[Figure record listings]
■ ■ ■ ■
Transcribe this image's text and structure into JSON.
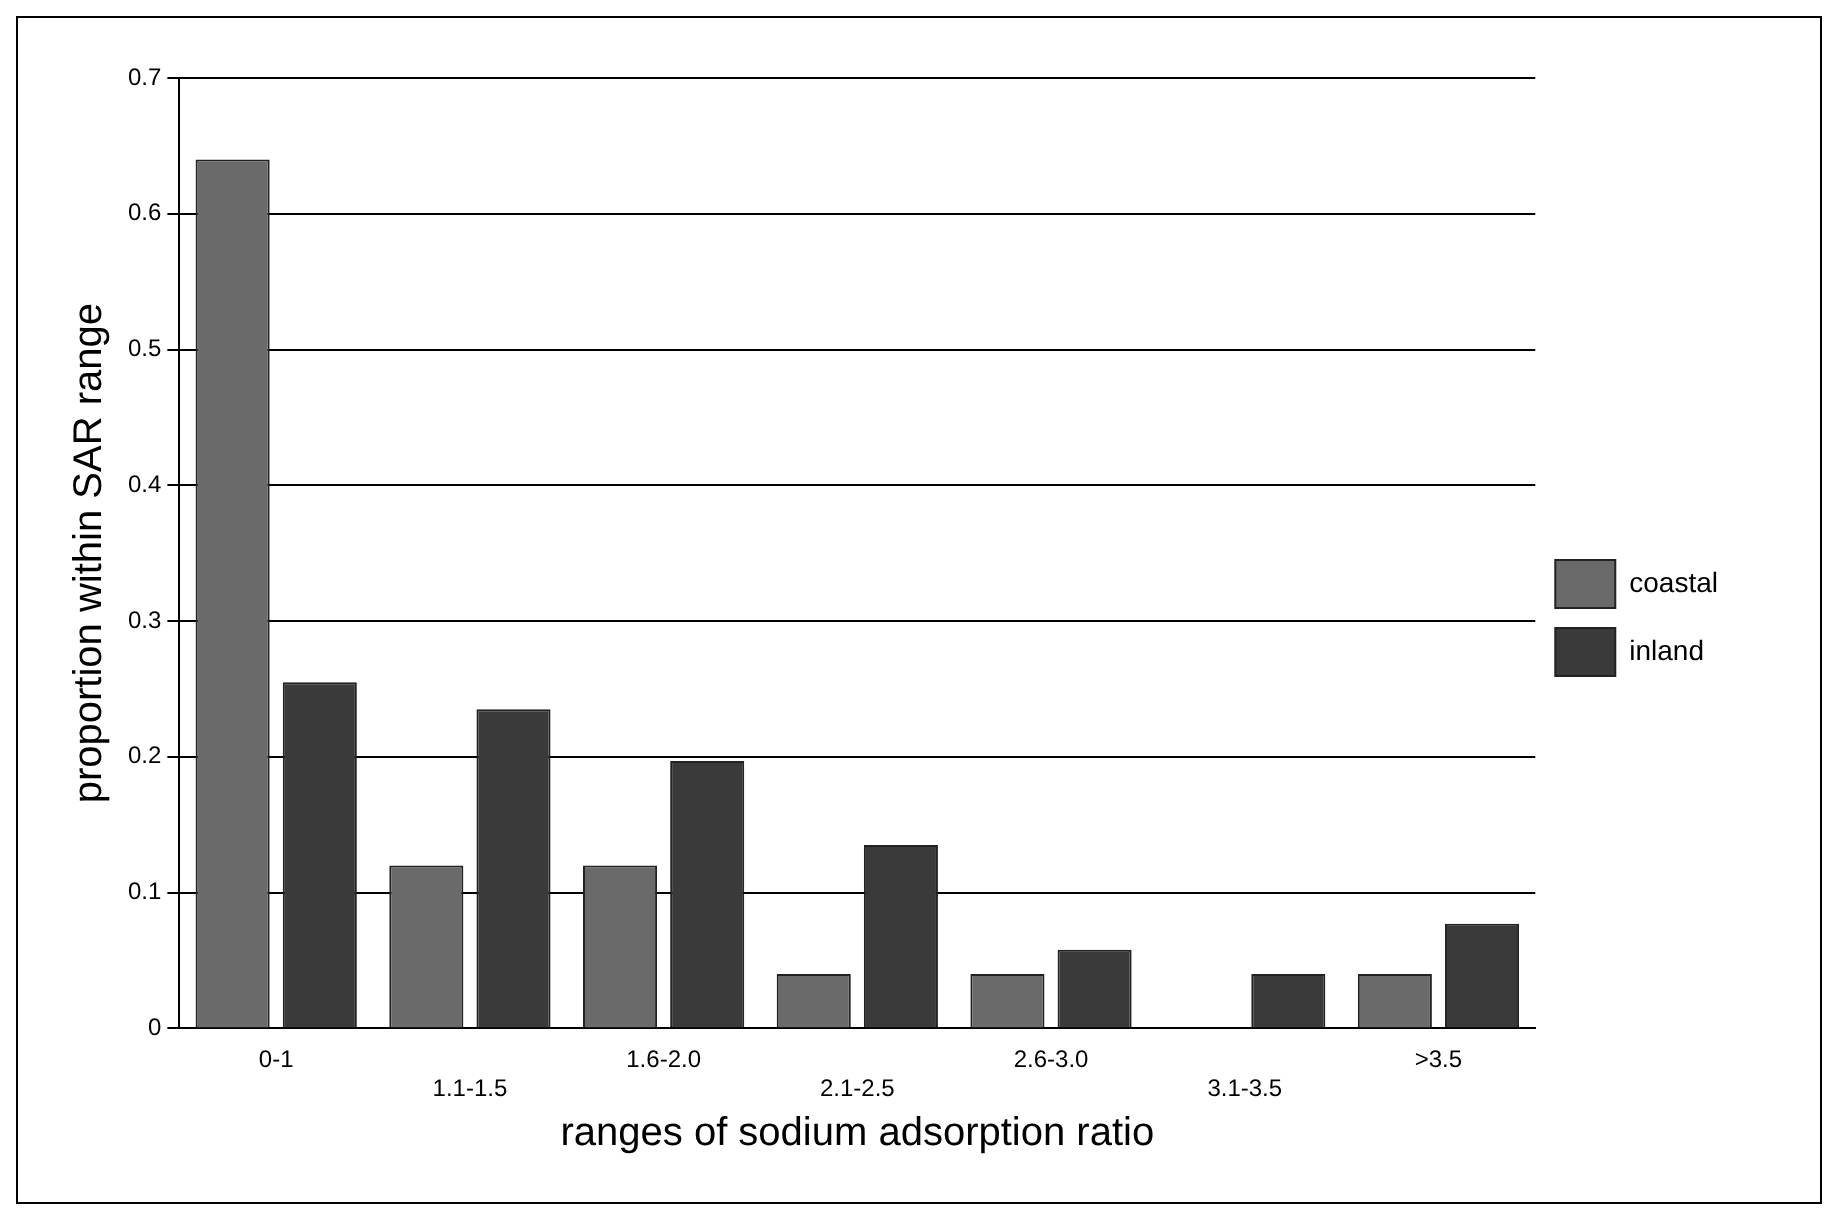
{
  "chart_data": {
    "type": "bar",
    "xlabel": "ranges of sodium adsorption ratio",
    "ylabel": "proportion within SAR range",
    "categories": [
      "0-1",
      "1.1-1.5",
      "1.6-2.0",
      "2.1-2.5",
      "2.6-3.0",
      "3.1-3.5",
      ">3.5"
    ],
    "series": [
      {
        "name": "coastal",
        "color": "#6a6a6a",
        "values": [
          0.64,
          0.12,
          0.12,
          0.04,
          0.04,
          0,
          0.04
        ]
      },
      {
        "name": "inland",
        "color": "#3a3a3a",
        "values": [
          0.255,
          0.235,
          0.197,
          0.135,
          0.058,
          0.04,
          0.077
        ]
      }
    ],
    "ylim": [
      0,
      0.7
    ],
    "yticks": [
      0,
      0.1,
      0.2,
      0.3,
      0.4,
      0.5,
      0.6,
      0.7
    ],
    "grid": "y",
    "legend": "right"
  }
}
■ ■ ■ ■
WORK TO COMPLETE
All the records above need to be given again word for word. Skip the pictures.

SOLUTION FOR THIS PROBLEM
Transcribe this image's text and structure into JSON.
{
  "chart_data": {
    "type": "bar",
    "xlabel": "ranges of sodium adsorption ratio",
    "ylabel": "proportion within SAR range",
    "categories": [
      "0-1",
      "1.1-1.5",
      "1.6-2.0",
      "2.1-2.5",
      "2.6-3.0",
      "3.1-3.5",
      ">3.5"
    ],
    "series": [
      {
        "name": "coastal",
        "color": "#6a6a6a",
        "values": [
          0.64,
          0.12,
          0.12,
          0.04,
          0.04,
          0,
          0.04
        ]
      },
      {
        "name": "inland",
        "color": "#3a3a3a",
        "values": [
          0.255,
          0.235,
          0.197,
          0.135,
          0.058,
          0.04,
          0.077
        ]
      }
    ],
    "ylim": [
      0,
      0.7
    ],
    "yticks": [
      0,
      0.1,
      0.2,
      0.3,
      0.4,
      0.5,
      0.6,
      0.7
    ],
    "grid": "y",
    "legend": "right"
  }
}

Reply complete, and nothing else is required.